▸ PROBLEM STATEMENT: Pictures excluded, copy word for word the lines from the one holding "Parse this screenshot: output" through the last line below.
_ _ _
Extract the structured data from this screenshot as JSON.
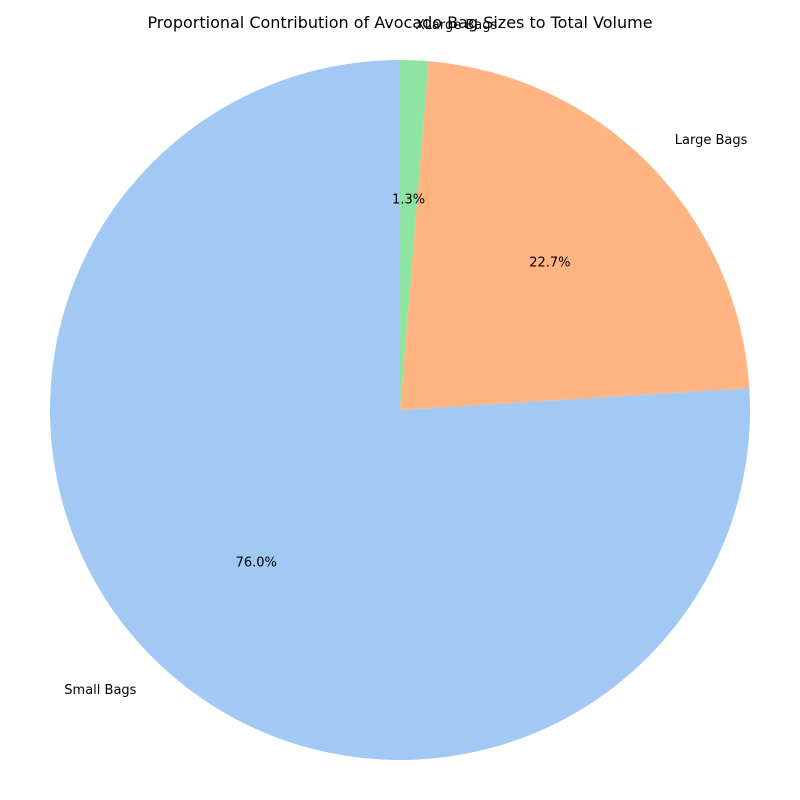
{
  "chart_data": {
    "type": "pie",
    "title": "Proportional Contribution of Avocado Bag Sizes to Total Volume",
    "categories": [
      "Small Bags",
      "Large Bags",
      "XLarge Bags"
    ],
    "values": [
      76.0,
      22.7,
      1.3
    ],
    "percent_labels": [
      "76.0%",
      "22.7%",
      "1.3%"
    ],
    "colors": [
      "#a1c9f4",
      "#ffb482",
      "#8de5a1"
    ],
    "start_angle_deg": 90,
    "direction": "counterclockwise",
    "legend": "none"
  }
}
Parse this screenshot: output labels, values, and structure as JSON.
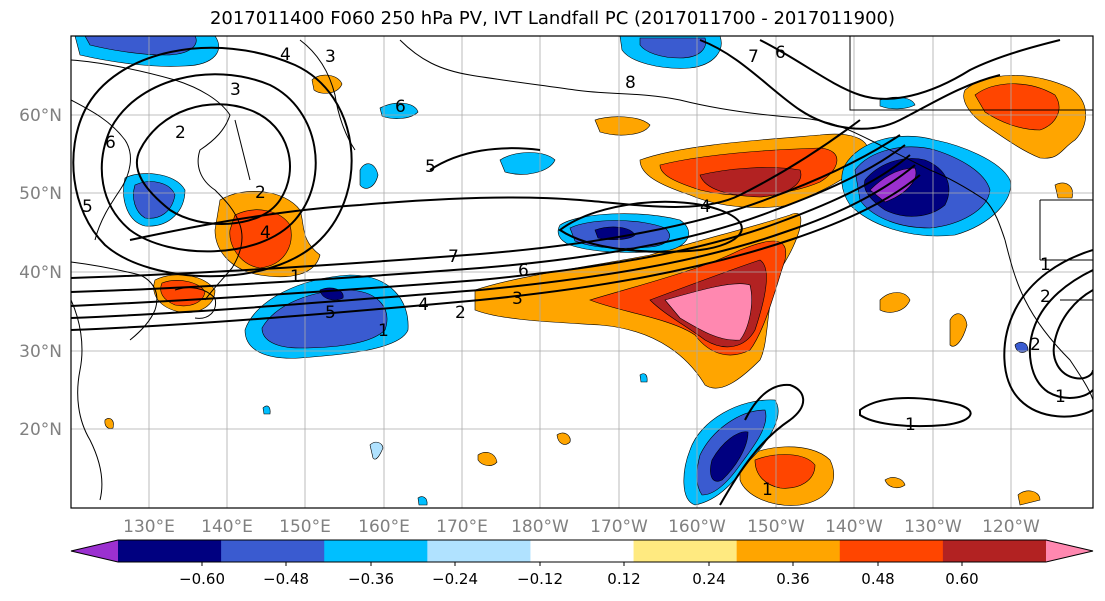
{
  "title": "2017011400 F060 250 hPa PV, IVT Landfall PC (2017011700 - 2017011900)",
  "lat_labels": [
    "60°N",
    "50°N",
    "40°N",
    "30°N",
    "20°N"
  ],
  "lon_labels": [
    "130°E",
    "140°E",
    "150°E",
    "160°E",
    "170°E",
    "180°W",
    "170°W",
    "160°W",
    "150°W",
    "140°W",
    "130°W",
    "120°W"
  ],
  "colorbar": {
    "colors": [
      "#9b30d0",
      "#000080",
      "#3a5bd0",
      "#00bfff",
      "#b0e2ff",
      "#ffffff",
      "#ffea80",
      "#ffa500",
      "#ff4500",
      "#b22222",
      "#ff88b0"
    ],
    "tick_labels": [
      "−0.60",
      "−0.48",
      "−0.36",
      "−0.24",
      "−0.12",
      "0.12",
      "0.24",
      "0.36",
      "0.48",
      "0.60"
    ]
  },
  "contour_labels": [
    "4",
    "3",
    "7",
    "6",
    "3",
    "2",
    "6",
    "5",
    "2",
    "5",
    "4",
    "7",
    "6",
    "5",
    "4",
    "3",
    "2",
    "1",
    "4",
    "1",
    "1",
    "1",
    "2",
    "1",
    "2",
    "8",
    "6",
    "1"
  ]
}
_ _ _
▸ FULL ANSWER:
Parse this screenshot: output labels, values, and structure as JSON.
{
  "title": "2017011400 F060 250 hPa PV, IVT Landfall PC (2017011700 - 2017011900)",
  "lat_labels": [
    "60°N",
    "50°N",
    "40°N",
    "30°N",
    "20°N"
  ],
  "lon_labels": [
    "130°E",
    "140°E",
    "150°E",
    "160°E",
    "170°E",
    "180°W",
    "170°W",
    "160°W",
    "150°W",
    "140°W",
    "130°W",
    "120°W"
  ],
  "colorbar": {
    "colors": [
      "#9b30d0",
      "#000080",
      "#3a5bd0",
      "#00bfff",
      "#b0e2ff",
      "#ffffff",
      "#ffea80",
      "#ffa500",
      "#ff4500",
      "#b22222",
      "#ff88b0"
    ],
    "tick_labels": [
      "−0.60",
      "−0.48",
      "−0.36",
      "−0.24",
      "−0.12",
      "0.12",
      "0.24",
      "0.36",
      "0.48",
      "0.60"
    ]
  },
  "contour_labels": [
    "4",
    "3",
    "7",
    "6",
    "3",
    "2",
    "6",
    "5",
    "2",
    "5",
    "4",
    "7",
    "6",
    "5",
    "4",
    "3",
    "2",
    "1",
    "4",
    "1",
    "1",
    "1",
    "2",
    "1",
    "2",
    "8",
    "6",
    "1"
  ]
}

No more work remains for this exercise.